[Stored records]
#####

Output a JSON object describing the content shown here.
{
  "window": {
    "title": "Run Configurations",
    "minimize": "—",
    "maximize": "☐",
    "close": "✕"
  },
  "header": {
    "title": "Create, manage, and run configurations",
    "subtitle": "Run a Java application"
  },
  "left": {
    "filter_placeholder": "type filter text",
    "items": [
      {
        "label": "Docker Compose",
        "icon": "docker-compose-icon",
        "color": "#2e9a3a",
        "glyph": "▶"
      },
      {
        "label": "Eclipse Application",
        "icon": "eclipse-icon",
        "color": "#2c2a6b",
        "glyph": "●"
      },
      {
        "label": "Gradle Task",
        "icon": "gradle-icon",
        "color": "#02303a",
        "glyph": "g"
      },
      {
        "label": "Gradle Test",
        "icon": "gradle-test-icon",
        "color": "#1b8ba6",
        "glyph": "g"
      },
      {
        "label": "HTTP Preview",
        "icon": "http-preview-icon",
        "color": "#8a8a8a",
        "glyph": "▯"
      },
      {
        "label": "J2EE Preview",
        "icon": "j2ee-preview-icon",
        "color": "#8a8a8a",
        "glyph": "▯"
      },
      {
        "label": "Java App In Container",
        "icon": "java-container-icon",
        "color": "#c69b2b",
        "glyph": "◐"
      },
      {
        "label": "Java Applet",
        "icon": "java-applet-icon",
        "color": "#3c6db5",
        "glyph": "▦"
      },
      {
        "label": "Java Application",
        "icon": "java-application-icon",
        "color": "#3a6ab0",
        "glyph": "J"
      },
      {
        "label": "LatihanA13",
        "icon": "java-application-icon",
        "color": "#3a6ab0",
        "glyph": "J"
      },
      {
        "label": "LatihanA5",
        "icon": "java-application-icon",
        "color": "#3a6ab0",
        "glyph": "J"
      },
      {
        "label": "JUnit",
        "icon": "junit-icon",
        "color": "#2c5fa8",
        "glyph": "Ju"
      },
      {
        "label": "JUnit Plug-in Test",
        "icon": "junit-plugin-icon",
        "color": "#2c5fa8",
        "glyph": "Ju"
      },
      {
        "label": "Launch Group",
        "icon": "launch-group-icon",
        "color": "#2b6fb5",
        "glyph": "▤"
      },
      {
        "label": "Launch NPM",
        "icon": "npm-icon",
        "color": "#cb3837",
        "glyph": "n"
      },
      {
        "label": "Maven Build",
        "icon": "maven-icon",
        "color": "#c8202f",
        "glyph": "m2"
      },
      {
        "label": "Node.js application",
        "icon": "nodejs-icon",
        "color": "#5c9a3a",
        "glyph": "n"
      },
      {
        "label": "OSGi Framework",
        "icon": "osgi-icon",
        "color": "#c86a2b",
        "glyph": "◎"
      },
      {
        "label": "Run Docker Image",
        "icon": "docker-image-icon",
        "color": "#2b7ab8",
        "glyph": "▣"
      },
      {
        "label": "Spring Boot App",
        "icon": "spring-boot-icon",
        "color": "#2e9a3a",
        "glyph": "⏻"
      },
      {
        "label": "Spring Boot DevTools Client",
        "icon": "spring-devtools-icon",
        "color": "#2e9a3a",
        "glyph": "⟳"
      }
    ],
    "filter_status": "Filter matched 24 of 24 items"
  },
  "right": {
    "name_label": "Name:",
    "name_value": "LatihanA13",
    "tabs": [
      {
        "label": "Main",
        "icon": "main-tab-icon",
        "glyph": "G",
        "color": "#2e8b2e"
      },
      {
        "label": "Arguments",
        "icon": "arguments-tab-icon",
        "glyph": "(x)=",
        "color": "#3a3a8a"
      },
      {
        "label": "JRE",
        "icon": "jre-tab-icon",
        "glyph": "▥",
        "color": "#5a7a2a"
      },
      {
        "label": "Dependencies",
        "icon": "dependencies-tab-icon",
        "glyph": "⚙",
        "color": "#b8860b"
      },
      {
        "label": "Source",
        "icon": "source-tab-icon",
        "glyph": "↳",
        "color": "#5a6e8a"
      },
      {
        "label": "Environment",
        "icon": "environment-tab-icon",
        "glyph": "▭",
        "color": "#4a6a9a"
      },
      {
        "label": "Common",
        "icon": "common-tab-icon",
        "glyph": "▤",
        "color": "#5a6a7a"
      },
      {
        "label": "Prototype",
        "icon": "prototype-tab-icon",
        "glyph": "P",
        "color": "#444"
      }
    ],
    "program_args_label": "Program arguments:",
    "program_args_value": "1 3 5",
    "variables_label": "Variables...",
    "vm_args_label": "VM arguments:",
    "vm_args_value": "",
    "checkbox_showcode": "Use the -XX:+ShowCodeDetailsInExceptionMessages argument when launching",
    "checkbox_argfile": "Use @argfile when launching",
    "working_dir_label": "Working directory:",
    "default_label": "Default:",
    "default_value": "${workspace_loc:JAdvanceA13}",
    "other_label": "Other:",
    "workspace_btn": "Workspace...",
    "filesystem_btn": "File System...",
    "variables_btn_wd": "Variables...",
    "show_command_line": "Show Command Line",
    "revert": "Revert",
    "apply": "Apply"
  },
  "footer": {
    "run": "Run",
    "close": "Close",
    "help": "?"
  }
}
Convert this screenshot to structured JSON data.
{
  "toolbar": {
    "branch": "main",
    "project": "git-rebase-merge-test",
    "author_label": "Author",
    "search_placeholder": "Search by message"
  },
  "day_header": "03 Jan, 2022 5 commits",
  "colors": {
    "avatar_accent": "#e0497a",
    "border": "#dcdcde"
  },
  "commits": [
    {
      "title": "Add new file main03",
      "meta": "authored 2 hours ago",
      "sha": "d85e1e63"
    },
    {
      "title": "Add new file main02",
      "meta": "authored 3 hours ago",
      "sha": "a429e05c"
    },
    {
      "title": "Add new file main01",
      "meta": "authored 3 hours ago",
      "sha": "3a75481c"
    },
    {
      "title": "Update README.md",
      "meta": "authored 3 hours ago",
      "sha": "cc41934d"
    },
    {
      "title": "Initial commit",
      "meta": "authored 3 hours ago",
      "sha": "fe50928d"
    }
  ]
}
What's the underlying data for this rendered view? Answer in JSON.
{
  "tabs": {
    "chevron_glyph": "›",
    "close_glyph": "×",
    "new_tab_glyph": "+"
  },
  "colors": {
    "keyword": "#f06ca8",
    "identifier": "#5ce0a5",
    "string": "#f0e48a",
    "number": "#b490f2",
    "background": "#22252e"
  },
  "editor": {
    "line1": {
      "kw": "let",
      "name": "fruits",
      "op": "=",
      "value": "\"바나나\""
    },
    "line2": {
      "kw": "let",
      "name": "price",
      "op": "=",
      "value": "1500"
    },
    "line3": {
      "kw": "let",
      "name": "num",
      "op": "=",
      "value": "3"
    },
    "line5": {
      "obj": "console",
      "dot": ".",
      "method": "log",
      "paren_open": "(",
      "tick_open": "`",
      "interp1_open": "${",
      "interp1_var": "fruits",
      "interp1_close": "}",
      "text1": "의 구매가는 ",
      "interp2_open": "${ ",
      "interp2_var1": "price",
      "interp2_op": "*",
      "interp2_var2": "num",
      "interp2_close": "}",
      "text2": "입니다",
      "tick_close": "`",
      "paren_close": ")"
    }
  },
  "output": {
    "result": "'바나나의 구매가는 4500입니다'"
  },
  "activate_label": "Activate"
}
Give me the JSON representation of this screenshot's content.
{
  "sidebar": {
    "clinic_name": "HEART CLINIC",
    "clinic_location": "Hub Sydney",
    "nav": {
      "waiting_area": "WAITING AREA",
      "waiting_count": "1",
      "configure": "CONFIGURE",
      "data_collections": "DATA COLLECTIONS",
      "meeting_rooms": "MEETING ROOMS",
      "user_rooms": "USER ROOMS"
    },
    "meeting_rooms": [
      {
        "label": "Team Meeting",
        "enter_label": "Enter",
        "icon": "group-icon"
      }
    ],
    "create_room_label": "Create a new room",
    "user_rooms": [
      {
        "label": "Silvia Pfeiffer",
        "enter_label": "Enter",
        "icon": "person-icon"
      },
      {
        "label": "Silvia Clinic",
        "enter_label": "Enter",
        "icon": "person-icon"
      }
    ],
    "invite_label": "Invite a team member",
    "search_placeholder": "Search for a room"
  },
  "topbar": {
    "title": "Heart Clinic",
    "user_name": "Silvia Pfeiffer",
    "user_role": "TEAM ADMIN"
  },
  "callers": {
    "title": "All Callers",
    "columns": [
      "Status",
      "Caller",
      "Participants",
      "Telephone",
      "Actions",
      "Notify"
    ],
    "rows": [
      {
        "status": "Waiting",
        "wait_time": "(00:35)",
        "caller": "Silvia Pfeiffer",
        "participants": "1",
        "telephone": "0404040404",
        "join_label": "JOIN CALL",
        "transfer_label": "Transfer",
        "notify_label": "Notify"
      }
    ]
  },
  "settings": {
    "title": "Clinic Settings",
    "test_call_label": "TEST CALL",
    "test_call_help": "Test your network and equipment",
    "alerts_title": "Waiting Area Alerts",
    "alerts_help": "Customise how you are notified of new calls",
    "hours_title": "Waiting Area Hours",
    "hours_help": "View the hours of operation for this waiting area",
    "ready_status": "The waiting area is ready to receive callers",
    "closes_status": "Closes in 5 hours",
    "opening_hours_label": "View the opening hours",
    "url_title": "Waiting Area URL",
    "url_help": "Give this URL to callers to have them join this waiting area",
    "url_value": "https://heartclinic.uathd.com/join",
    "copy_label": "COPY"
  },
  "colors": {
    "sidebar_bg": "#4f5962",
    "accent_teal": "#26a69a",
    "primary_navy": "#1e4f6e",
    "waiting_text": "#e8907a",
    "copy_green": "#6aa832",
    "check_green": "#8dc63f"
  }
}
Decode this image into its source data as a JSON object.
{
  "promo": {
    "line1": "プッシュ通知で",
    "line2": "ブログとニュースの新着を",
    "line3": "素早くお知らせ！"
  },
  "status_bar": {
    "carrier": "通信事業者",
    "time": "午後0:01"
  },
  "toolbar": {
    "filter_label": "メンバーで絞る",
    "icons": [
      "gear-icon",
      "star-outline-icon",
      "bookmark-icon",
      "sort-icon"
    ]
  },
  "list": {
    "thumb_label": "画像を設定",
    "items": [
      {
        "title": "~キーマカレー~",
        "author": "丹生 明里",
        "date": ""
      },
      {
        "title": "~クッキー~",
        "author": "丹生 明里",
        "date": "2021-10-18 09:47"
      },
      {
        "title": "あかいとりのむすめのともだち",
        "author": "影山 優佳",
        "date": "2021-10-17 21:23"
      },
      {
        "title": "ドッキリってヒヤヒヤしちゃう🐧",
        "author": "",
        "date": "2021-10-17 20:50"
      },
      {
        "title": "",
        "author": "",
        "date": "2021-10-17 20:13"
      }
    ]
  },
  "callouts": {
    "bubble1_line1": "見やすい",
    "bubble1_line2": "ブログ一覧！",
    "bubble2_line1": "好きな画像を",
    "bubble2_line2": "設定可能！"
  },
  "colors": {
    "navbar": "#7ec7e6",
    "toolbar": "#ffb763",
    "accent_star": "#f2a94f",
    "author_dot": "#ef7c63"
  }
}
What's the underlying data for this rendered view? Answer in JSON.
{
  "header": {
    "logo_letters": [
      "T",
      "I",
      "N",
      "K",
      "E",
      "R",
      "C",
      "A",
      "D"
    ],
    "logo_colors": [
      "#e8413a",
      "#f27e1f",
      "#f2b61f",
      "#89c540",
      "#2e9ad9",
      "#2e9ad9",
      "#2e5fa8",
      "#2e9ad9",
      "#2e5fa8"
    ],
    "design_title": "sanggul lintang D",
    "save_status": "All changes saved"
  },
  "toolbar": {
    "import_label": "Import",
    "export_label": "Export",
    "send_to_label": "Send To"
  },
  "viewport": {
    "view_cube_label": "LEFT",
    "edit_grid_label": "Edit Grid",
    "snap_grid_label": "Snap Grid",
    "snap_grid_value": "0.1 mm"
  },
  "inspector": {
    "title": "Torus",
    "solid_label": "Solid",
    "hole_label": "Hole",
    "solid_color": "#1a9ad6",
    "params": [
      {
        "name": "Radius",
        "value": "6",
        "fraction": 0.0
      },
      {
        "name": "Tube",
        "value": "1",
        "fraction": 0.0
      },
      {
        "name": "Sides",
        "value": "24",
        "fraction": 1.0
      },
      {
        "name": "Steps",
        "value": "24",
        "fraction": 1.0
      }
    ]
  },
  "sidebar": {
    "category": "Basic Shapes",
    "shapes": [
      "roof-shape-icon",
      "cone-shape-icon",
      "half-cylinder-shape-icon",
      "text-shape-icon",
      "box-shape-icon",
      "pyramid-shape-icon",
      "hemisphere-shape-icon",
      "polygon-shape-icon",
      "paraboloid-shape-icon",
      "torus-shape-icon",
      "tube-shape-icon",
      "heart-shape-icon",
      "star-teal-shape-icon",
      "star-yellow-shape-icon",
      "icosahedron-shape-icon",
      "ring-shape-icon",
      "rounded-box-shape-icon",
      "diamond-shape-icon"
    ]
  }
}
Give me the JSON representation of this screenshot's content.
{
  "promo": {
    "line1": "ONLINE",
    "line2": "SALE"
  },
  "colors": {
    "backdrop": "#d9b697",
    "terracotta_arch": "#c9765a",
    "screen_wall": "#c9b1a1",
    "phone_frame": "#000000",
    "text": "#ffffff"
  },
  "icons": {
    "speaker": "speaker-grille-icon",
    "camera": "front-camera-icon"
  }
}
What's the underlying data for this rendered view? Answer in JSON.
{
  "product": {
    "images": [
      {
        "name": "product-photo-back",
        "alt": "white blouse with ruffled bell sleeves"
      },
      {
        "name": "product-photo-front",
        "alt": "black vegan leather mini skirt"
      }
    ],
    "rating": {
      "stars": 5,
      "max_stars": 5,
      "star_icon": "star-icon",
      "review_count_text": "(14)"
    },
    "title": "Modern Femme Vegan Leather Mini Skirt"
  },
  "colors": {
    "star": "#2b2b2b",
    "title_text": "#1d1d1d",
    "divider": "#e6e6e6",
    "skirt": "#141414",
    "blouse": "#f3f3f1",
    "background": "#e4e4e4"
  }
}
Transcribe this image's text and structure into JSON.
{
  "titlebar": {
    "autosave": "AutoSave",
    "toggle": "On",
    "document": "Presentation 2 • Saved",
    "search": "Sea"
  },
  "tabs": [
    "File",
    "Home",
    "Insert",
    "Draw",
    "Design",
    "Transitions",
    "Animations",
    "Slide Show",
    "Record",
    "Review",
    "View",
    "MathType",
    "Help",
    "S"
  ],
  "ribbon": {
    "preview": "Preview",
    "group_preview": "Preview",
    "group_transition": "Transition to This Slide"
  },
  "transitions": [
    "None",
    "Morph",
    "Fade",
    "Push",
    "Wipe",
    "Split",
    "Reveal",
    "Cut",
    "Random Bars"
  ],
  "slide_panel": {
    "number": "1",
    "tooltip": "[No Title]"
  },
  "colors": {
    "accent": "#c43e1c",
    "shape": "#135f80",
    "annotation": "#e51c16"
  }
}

#####

§ **Do this**
All lines above containing the string "photo" are to be collected.

§ **Written answer**
        "name": "product-photo-back",
        "name": "product-photo-front",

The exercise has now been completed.